Request → Give only the number of lines where "Reading" occurs.

Stored entries
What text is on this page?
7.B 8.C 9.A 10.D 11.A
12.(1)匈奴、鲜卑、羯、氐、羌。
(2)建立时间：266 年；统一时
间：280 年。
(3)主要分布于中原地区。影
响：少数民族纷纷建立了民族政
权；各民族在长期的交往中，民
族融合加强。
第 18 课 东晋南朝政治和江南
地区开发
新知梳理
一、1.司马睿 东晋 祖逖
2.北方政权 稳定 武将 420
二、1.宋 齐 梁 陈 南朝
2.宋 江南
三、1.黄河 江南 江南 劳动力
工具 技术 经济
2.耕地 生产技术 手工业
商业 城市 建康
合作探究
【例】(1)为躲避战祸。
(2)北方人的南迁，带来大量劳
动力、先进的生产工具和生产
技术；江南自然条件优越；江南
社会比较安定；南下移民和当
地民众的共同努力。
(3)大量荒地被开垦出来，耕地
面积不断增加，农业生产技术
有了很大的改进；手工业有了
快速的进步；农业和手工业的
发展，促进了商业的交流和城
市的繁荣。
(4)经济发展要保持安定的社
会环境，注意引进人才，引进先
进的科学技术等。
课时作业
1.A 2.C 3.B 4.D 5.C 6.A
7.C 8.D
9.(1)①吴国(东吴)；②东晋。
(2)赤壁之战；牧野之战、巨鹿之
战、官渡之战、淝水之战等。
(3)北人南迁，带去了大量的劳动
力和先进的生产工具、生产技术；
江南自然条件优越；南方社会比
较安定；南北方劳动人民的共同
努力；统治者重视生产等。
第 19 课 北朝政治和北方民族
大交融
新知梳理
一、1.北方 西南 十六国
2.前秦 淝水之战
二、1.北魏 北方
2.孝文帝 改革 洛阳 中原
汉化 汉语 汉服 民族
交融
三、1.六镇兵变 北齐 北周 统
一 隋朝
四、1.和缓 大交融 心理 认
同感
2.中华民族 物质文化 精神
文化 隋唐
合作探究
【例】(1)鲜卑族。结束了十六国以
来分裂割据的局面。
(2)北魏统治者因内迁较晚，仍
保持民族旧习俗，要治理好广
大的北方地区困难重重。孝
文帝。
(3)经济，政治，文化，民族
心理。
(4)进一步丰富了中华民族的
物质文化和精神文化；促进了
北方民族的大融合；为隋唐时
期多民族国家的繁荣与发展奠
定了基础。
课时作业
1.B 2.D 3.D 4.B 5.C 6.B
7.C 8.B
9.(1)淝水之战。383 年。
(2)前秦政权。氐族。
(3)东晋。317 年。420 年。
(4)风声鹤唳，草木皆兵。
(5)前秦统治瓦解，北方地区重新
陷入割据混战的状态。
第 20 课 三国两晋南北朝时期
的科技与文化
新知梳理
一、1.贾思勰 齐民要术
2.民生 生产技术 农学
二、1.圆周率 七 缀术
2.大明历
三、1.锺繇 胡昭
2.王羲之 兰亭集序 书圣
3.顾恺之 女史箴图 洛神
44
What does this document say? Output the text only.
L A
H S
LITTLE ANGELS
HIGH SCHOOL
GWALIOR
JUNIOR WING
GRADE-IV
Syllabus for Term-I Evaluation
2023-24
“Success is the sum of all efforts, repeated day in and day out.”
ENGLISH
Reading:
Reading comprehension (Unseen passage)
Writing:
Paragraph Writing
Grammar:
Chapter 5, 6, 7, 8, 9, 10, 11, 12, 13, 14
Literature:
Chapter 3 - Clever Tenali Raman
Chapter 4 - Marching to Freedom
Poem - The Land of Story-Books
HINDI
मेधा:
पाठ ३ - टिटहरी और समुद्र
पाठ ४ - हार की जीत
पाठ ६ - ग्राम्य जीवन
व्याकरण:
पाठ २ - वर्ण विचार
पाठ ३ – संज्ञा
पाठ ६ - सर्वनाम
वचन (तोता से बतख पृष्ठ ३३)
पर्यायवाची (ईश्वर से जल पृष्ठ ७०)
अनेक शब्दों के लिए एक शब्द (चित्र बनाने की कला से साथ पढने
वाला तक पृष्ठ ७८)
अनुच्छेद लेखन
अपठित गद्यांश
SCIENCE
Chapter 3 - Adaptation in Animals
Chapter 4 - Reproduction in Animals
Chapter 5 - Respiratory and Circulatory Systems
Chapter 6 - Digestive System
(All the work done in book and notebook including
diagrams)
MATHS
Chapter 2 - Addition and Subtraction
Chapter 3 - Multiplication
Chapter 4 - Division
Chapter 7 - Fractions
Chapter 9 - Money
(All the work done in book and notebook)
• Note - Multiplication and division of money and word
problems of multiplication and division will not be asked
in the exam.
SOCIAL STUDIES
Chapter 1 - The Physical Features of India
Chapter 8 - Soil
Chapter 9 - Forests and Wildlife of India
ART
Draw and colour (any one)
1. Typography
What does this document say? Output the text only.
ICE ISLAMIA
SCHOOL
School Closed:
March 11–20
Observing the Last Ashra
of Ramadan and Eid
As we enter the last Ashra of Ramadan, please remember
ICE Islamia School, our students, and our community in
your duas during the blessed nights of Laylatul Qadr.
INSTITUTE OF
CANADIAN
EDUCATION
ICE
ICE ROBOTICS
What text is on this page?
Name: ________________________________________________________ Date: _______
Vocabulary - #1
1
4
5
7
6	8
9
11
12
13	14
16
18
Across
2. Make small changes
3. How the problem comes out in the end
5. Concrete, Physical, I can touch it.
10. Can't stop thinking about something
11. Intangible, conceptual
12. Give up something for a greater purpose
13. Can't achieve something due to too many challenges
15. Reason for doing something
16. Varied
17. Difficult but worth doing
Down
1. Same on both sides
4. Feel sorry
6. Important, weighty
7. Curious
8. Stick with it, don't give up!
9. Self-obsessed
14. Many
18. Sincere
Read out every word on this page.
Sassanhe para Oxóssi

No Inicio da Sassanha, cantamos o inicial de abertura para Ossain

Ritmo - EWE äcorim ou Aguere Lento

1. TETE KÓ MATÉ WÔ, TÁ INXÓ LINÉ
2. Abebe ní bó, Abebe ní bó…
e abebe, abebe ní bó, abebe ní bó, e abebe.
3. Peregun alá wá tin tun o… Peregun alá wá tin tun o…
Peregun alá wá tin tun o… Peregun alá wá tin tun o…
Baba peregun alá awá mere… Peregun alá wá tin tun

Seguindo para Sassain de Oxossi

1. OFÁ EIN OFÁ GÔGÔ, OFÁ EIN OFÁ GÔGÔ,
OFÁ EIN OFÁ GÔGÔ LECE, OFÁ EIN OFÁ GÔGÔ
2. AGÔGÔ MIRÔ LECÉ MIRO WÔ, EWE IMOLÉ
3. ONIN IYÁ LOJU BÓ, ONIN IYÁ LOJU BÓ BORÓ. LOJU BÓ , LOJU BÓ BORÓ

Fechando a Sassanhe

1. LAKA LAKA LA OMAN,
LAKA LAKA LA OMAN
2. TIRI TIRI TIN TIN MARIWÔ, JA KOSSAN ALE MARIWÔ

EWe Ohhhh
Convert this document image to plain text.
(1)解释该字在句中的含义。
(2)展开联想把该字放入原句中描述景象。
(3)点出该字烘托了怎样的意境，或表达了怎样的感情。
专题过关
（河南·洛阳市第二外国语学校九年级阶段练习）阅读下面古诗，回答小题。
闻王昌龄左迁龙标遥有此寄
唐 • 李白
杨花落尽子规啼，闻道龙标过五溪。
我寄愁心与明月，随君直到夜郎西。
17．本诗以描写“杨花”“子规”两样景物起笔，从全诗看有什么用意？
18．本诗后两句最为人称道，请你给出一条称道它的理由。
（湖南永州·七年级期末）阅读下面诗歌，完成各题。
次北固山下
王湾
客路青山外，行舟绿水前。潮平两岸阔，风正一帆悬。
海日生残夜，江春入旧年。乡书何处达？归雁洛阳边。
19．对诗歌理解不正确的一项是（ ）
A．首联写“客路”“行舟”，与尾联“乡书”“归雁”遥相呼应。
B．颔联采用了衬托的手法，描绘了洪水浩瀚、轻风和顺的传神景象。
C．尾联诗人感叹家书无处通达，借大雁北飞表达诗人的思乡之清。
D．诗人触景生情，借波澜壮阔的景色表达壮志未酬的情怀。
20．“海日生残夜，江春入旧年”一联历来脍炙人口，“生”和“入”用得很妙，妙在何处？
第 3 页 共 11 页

Response for this exercise → 2